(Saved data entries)
-------------------------

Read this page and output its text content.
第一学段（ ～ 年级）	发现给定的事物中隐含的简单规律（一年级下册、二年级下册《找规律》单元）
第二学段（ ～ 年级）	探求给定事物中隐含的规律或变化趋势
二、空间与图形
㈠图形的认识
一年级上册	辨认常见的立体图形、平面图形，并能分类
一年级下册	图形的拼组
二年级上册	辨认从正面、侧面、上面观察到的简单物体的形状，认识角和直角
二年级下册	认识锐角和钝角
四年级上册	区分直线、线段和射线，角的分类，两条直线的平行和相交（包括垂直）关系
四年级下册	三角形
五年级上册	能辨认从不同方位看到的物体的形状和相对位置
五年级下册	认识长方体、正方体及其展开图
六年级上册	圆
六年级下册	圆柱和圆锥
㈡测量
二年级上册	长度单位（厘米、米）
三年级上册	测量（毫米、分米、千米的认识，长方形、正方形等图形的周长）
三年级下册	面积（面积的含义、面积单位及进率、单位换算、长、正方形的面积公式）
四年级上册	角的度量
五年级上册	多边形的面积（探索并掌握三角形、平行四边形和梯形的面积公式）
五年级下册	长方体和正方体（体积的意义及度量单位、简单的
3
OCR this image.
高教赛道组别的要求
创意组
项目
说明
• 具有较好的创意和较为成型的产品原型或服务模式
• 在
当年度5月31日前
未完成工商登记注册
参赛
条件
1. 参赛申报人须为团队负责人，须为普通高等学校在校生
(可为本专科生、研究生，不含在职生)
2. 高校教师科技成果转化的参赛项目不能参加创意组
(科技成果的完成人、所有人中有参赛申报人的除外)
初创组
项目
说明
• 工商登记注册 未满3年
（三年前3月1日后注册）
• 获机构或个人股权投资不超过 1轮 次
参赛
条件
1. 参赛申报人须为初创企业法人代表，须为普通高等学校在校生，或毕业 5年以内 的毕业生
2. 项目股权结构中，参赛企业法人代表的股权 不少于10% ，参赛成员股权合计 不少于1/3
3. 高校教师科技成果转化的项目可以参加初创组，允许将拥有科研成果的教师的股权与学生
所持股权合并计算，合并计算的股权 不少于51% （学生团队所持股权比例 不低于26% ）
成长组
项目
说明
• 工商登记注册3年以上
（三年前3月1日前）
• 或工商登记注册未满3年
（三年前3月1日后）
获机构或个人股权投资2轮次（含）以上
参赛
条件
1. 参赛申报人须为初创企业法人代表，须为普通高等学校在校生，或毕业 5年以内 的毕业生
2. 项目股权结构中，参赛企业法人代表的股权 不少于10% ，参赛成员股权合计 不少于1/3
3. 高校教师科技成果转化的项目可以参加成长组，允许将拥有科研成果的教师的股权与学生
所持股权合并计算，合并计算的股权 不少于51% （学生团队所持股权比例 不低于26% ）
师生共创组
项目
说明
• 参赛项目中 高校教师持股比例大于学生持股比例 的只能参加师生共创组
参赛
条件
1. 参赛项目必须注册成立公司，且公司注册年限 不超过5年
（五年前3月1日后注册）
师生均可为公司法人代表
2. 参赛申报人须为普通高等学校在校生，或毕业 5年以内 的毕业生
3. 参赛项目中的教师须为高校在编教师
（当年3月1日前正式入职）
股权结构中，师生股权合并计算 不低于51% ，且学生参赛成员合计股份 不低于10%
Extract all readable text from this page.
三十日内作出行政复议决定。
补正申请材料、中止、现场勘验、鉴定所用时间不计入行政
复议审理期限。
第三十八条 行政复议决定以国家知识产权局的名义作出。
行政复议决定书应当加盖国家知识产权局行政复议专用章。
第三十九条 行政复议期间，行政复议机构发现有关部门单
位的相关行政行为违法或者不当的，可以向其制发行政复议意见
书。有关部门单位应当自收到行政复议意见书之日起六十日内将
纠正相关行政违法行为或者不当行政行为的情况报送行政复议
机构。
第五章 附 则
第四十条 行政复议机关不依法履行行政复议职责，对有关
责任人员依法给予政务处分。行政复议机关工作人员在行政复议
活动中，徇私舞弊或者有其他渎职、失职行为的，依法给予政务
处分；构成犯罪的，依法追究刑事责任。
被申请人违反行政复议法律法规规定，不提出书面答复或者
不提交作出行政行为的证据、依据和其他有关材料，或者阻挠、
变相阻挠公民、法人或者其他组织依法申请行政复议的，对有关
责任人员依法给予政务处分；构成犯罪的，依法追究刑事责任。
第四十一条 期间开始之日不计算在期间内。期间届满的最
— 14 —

-------------------------

◆ EXERCISE OBJECTIVE: Reproduce the listing above verbatim, from first line to last.

◆ CORRECT ANSWER:
Read this page and output its text content.
第一学段（ ～ 年级）	发现给定的事物中隐含的简单规律（一年级下册、二年级下册《找规律》单元）
第二学段（ ～ 年级）	探求给定事物中隐含的规律或变化趋势
二、空间与图形
㈠图形的认识
一年级上册	辨认常见的立体图形、平面图形，并能分类
一年级下册	图形的拼组
二年级上册	辨认从正面、侧面、上面观察到的简单物体的形状，认识角和直角
二年级下册	认识锐角和钝角
四年级上册	区分直线、线段和射线，角的分类，两条直线的平行和相交（包括垂直）关系
四年级下册	三角形
五年级上册	能辨认从不同方位看到的物体的形状和相对位置
五年级下册	认识长方体、正方体及其展开图
六年级上册	圆
六年级下册	圆柱和圆锥
㈡测量
二年级上册	长度单位（厘米、米）
三年级上册	测量（毫米、分米、千米的认识，长方形、正方形等图形的周长）
三年级下册	面积（面积的含义、面积单位及进率、单位换算、长、正方形的面积公式）
四年级上册	角的度量
五年级上册	多边形的面积（探索并掌握三角形、平行四边形和梯形的面积公式）
五年级下册	长方体和正方体（体积的意义及度量单位、简单的
3
OCR this image.
高教赛道组别的要求
创意组
项目
说明
• 具有较好的创意和较为成型的产品原型或服务模式
• 在
当年度5月31日前
未完成工商登记注册
参赛
条件
1. 参赛申报人须为团队负责人，须为普通高等学校在校生
(可为本专科生、研究生，不含在职生)
2. 高校教师科技成果转化的参赛项目不能参加创意组
(科技成果的完成人、所有人中有参赛申报人的除外)
初创组
项目
说明
• 工商登记注册 未满3年
（三年前3月1日后注册）
• 获机构或个人股权投资不超过 1轮 次
参赛
条件
1. 参赛申报人须为初创企业法人代表，须为普通高等学校在校生，或毕业 5年以内 的毕业生
2. 项目股权结构中，参赛企业法人代表的股权 不少于10% ，参赛成员股权合计 不少于1/3
3. 高校教师科技成果转化的项目可以参加初创组，允许将拥有科研成果的教师的股权与学生
所持股权合并计算，合并计算的股权 不少于51% （学生团队所持股权比例 不低于26% ）
成长组
项目
说明
• 工商登记注册3年以上
（三年前3月1日前）
• 或工商登记注册未满3年
（三年前3月1日后）
获机构或个人股权投资2轮次（含）以上
参赛
条件
1. 参赛申报人须为初创企业法人代表，须为普通高等学校在校生，或毕业 5年以内 的毕业生
2. 项目股权结构中，参赛企业法人代表的股权 不少于10% ，参赛成员股权合计 不少于1/3
3. 高校教师科技成果转化的项目可以参加成长组，允许将拥有科研成果的教师的股权与学生
所持股权合并计算，合并计算的股权 不少于51% （学生团队所持股权比例 不低于26% ）
师生共创组
项目
说明
• 参赛项目中 高校教师持股比例大于学生持股比例 的只能参加师生共创组
参赛
条件
1. 参赛项目必须注册成立公司，且公司注册年限 不超过5年
（五年前3月1日后注册）
师生均可为公司法人代表
2. 参赛申报人须为普通高等学校在校生，或毕业 5年以内 的毕业生
3. 参赛项目中的教师须为高校在编教师
（当年3月1日前正式入职）
股权结构中，师生股权合并计算 不低于51% ，且学生参赛成员合计股份 不低于10%
Extract all readable text from this page.
三十日内作出行政复议决定。
补正申请材料、中止、现场勘验、鉴定所用时间不计入行政
复议审理期限。
第三十八条 行政复议决定以国家知识产权局的名义作出。
行政复议决定书应当加盖国家知识产权局行政复议专用章。
第三十九条 行政复议期间，行政复议机构发现有关部门单
位的相关行政行为违法或者不当的，可以向其制发行政复议意见
书。有关部门单位应当自收到行政复议意见书之日起六十日内将
纠正相关行政违法行为或者不当行政行为的情况报送行政复议
机构。
第五章 附 则
第四十条 行政复议机关不依法履行行政复议职责，对有关
责任人员依法给予政务处分。行政复议机关工作人员在行政复议
活动中，徇私舞弊或者有其他渎职、失职行为的，依法给予政务
处分；构成犯罪的，依法追究刑事责任。
被申请人违反行政复议法律法规规定，不提出书面答复或者
不提交作出行政行为的证据、依据和其他有关材料，或者阻挠、
变相阻挠公民、法人或者其他组织依法申请行政复议的，对有关
责任人员依法给予政务处分；构成犯罪的，依法追究刑事责任。
第四十一条 期间开始之日不计算在期间内。期间届满的最
— 14 —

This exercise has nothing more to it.